-------- DATA LISTING --------

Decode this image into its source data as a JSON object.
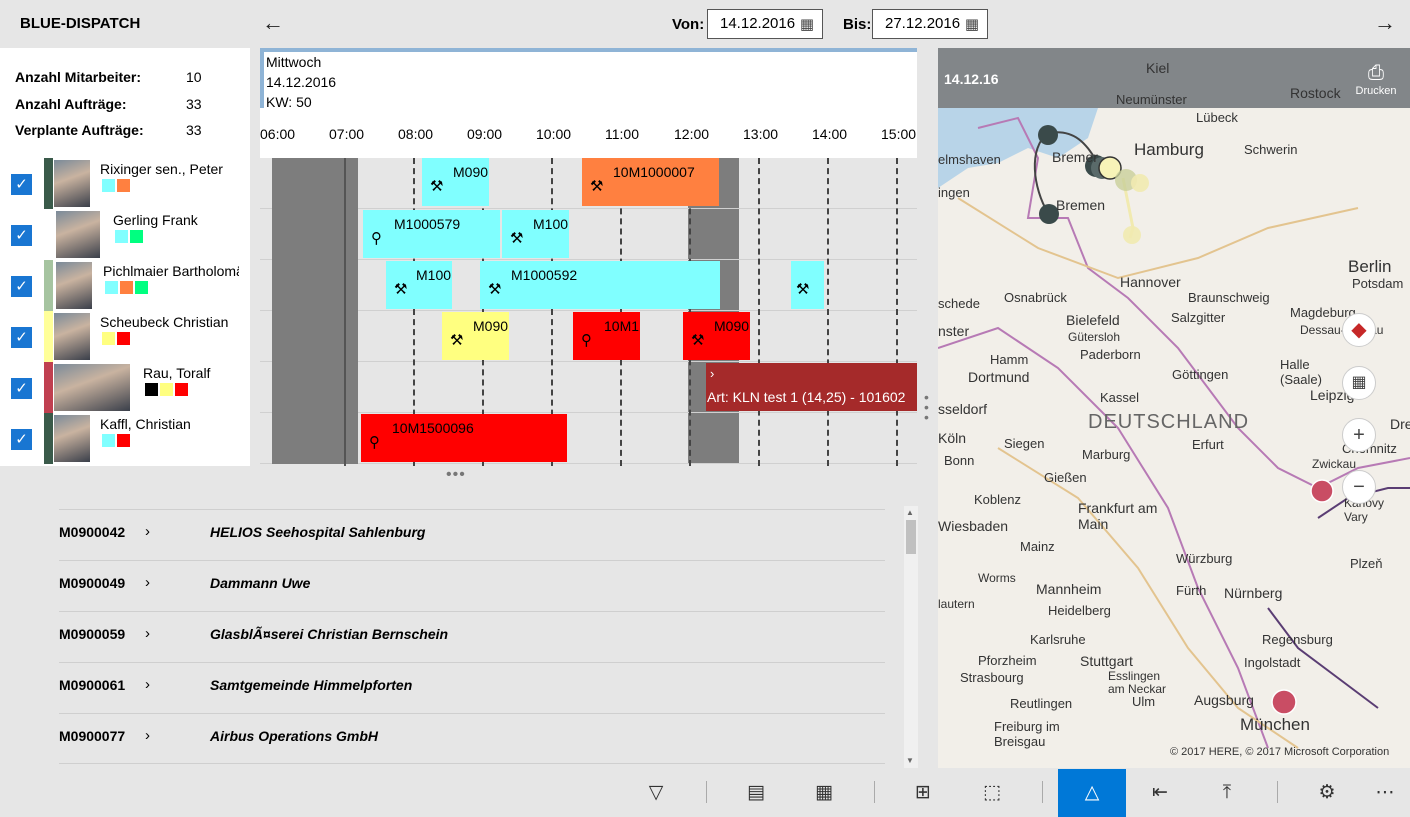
{
  "app": {
    "title": "BLUE-DISPATCH"
  },
  "header": {
    "from_label": "Von:",
    "from_value": "14.12.2016",
    "to_label": "Bis:",
    "to_value": "27.12.2016"
  },
  "stats": [
    {
      "label": "Anzahl Mitarbeiter:",
      "value": "10"
    },
    {
      "label": "Anzahl Aufträge:",
      "value": "33"
    },
    {
      "label": "Verplante Aufträge:",
      "value": "33"
    }
  ],
  "employees": [
    {
      "name": "Rixinger sen., Peter",
      "strip": "#3a5a4a",
      "swatches": [
        "#80ffff",
        "#ff8040"
      ]
    },
    {
      "name": "Gerling Frank",
      "strip": "#ffffff",
      "swatches": [
        "#80ffff",
        "#00ff80"
      ]
    },
    {
      "name": "Pichlmaier Bartholomäus",
      "strip": "#a6c4a0",
      "swatches": [
        "#80ffff",
        "#ff8040",
        "#00ff80"
      ]
    },
    {
      "name": "Scheubeck Christian",
      "strip": "#ffff99",
      "swatches": [
        "#ffff80",
        "#ff0000"
      ]
    },
    {
      "name": "Rau, Toralf",
      "strip": "#c04050",
      "swatches": [
        "#000000",
        "#ffff80",
        "#ff0000"
      ]
    },
    {
      "name": "Kaffl, Christian",
      "strip": "#3a5a4a",
      "swatches": [
        "#80ffff",
        "#ff0000"
      ]
    }
  ],
  "gantt": {
    "day_name": "Mittwoch",
    "day_date": "14.12.2016",
    "week": "KW: 50",
    "hours": [
      "06:00",
      "07:00",
      "08:00",
      "09:00",
      "10:00",
      "11:00",
      "12:00",
      "13:00",
      "14:00",
      "15:00"
    ],
    "blocks": [
      {
        "row": 0,
        "label": "M090",
        "icon": "⚒"
      },
      {
        "row": 0,
        "label": "10M1000007",
        "icon": "⚒"
      },
      {
        "row": 1,
        "label": "M1000579",
        "icon": "⚲"
      },
      {
        "row": 1,
        "label": "M100",
        "icon": "⚒"
      },
      {
        "row": 2,
        "label": "M100",
        "icon": "⚒"
      },
      {
        "row": 2,
        "label": "M1000592",
        "icon": "⚒"
      },
      {
        "row": 2,
        "label": "",
        "icon": "⚒"
      },
      {
        "row": 3,
        "label": "M090",
        "icon": "⚒"
      },
      {
        "row": 3,
        "label": "10M1",
        "icon": "⚲"
      },
      {
        "row": 3,
        "label": "M090",
        "icon": "⚒"
      },
      {
        "row": 4,
        "label": "Art: KLN test 1 (14,25) - 101602",
        "icon": "›"
      },
      {
        "row": 5,
        "label": "10M1500096",
        "icon": "⚲"
      }
    ]
  },
  "orders": [
    {
      "id": "M0900042",
      "name": "HELIOS Seehospital Sahlenburg"
    },
    {
      "id": "M0900049",
      "name": "Dammann Uwe"
    },
    {
      "id": "M0900059",
      "name": "GlasblÃ¤serei Christian Bernschein"
    },
    {
      "id": "M0900061",
      "name": "Samtgemeinde Himmelpforten"
    },
    {
      "id": "M0900077",
      "name": "Airbus Operations GmbH"
    }
  ],
  "map": {
    "date": "14.12.16",
    "print_label": "Drucken",
    "copyright": "© 2017 HERE, © 2017 Microsoft Corporation",
    "cities": [
      "Kiel",
      "Rostock",
      "Neumünster",
      "Lübeck",
      "Hamburg",
      "Schwerin",
      "Bremer",
      "Bremen",
      "elmshaven",
      "ingen",
      "Hannover",
      "Berlin",
      "Potsdam",
      "Osnabrück",
      "Braunschweig",
      "Magdeburg",
      "Bielefeld",
      "Gütersloh",
      "Salzgitter",
      "Dessau-Roßlau",
      "Paderborn",
      "Halle (Saale)",
      "Hamm",
      "Dortmund",
      "Göttingen",
      "Leipzig",
      "sseldorf",
      "Kassel",
      "DEUTSCHLAND",
      "Köln",
      "Siegen",
      "Erfurt",
      "Chemnitz",
      "Bonn",
      "Marburg",
      "Zwickau",
      "Gießen",
      "Koblenz",
      "Karlovy Vary",
      "Frankfurt am Main",
      "Wiesbaden",
      "Mainz",
      "Würzburg",
      "Plzeň",
      "Worms",
      "Mannheim",
      "Fürth",
      "Nürnberg",
      "Heidelberg",
      "lautern",
      "Karlsruhe",
      "Regensburg",
      "Pforzheim",
      "Stuttgart",
      "Strasbourg",
      "Esslingen am Neckar",
      "Ingolstadt",
      "Reutlingen",
      "Ulm",
      "Augsburg",
      "München",
      "Freiburg im Breisgau",
      "schede",
      "nster",
      "Dre"
    ]
  },
  "toolbar": {
    "icons": [
      "filter-icon",
      "calendar-week-icon",
      "calendar-month-icon",
      "grid-icon",
      "select-icon",
      "route-icon",
      "collapse-icon",
      "upload-icon",
      "gear-icon",
      "more-icon"
    ]
  }
}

--------

_TASK TO CARRY OUT_:
Copy the data exactly. Any picture it contains is to be omitted.

_RESULT_:
Decode this image into its source data as a JSON object.
{
  "app": {
    "title": "BLUE-DISPATCH"
  },
  "header": {
    "from_label": "Von:",
    "from_value": "14.12.2016",
    "to_label": "Bis:",
    "to_value": "27.12.2016"
  },
  "stats": [
    {
      "label": "Anzahl Mitarbeiter:",
      "value": "10"
    },
    {
      "label": "Anzahl Aufträge:",
      "value": "33"
    },
    {
      "label": "Verplante Aufträge:",
      "value": "33"
    }
  ],
  "employees": [
    {
      "name": "Rixinger sen., Peter",
      "strip": "#3a5a4a",
      "swatches": [
        "#80ffff",
        "#ff8040"
      ]
    },
    {
      "name": "Gerling Frank",
      "strip": "#ffffff",
      "swatches": [
        "#80ffff",
        "#00ff80"
      ]
    },
    {
      "name": "Pichlmaier Bartholomäus",
      "strip": "#a6c4a0",
      "swatches": [
        "#80ffff",
        "#ff8040",
        "#00ff80"
      ]
    },
    {
      "name": "Scheubeck Christian",
      "strip": "#ffff99",
      "swatches": [
        "#ffff80",
        "#ff0000"
      ]
    },
    {
      "name": "Rau, Toralf",
      "strip": "#c04050",
      "swatches": [
        "#000000",
        "#ffff80",
        "#ff0000"
      ]
    },
    {
      "name": "Kaffl, Christian",
      "strip": "#3a5a4a",
      "swatches": [
        "#80ffff",
        "#ff0000"
      ]
    }
  ],
  "gantt": {
    "day_name": "Mittwoch",
    "day_date": "14.12.2016",
    "week": "KW: 50",
    "hours": [
      "06:00",
      "07:00",
      "08:00",
      "09:00",
      "10:00",
      "11:00",
      "12:00",
      "13:00",
      "14:00",
      "15:00"
    ],
    "blocks": [
      {
        "row": 0,
        "label": "M090",
        "icon": "⚒"
      },
      {
        "row": 0,
        "label": "10M1000007",
        "icon": "⚒"
      },
      {
        "row": 1,
        "label": "M1000579",
        "icon": "⚲"
      },
      {
        "row": 1,
        "label": "M100",
        "icon": "⚒"
      },
      {
        "row": 2,
        "label": "M100",
        "icon": "⚒"
      },
      {
        "row": 2,
        "label": "M1000592",
        "icon": "⚒"
      },
      {
        "row": 2,
        "label": "",
        "icon": "⚒"
      },
      {
        "row": 3,
        "label": "M090",
        "icon": "⚒"
      },
      {
        "row": 3,
        "label": "10M1",
        "icon": "⚲"
      },
      {
        "row": 3,
        "label": "M090",
        "icon": "⚒"
      },
      {
        "row": 4,
        "label": "Art: KLN test 1 (14,25) - 101602",
        "icon": "›"
      },
      {
        "row": 5,
        "label": "10M1500096",
        "icon": "⚲"
      }
    ]
  },
  "orders": [
    {
      "id": "M0900042",
      "name": "HELIOS Seehospital Sahlenburg"
    },
    {
      "id": "M0900049",
      "name": "Dammann Uwe"
    },
    {
      "id": "M0900059",
      "name": "GlasblÃ¤serei Christian Bernschein"
    },
    {
      "id": "M0900061",
      "name": "Samtgemeinde Himmelpforten"
    },
    {
      "id": "M0900077",
      "name": "Airbus Operations GmbH"
    }
  ],
  "map": {
    "date": "14.12.16",
    "print_label": "Drucken",
    "copyright": "© 2017 HERE, © 2017 Microsoft Corporation",
    "cities": [
      "Kiel",
      "Rostock",
      "Neumünster",
      "Lübeck",
      "Hamburg",
      "Schwerin",
      "Bremer",
      "Bremen",
      "elmshaven",
      "ingen",
      "Hannover",
      "Berlin",
      "Potsdam",
      "Osnabrück",
      "Braunschweig",
      "Magdeburg",
      "Bielefeld",
      "Gütersloh",
      "Salzgitter",
      "Dessau-Roßlau",
      "Paderborn",
      "Halle (Saale)",
      "Hamm",
      "Dortmund",
      "Göttingen",
      "Leipzig",
      "sseldorf",
      "Kassel",
      "DEUTSCHLAND",
      "Köln",
      "Siegen",
      "Erfurt",
      "Chemnitz",
      "Bonn",
      "Marburg",
      "Zwickau",
      "Gießen",
      "Koblenz",
      "Karlovy Vary",
      "Frankfurt am Main",
      "Wiesbaden",
      "Mainz",
      "Würzburg",
      "Plzeň",
      "Worms",
      "Mannheim",
      "Fürth",
      "Nürnberg",
      "Heidelberg",
      "lautern",
      "Karlsruhe",
      "Regensburg",
      "Pforzheim",
      "Stuttgart",
      "Strasbourg",
      "Esslingen am Neckar",
      "Ingolstadt",
      "Reutlingen",
      "Ulm",
      "Augsburg",
      "München",
      "Freiburg im Breisgau",
      "schede",
      "nster",
      "Dre"
    ]
  },
  "toolbar": {
    "icons": [
      "filter-icon",
      "calendar-week-icon",
      "calendar-month-icon",
      "grid-icon",
      "select-icon",
      "route-icon",
      "collapse-icon",
      "upload-icon",
      "gear-icon",
      "more-icon"
    ]
  }
}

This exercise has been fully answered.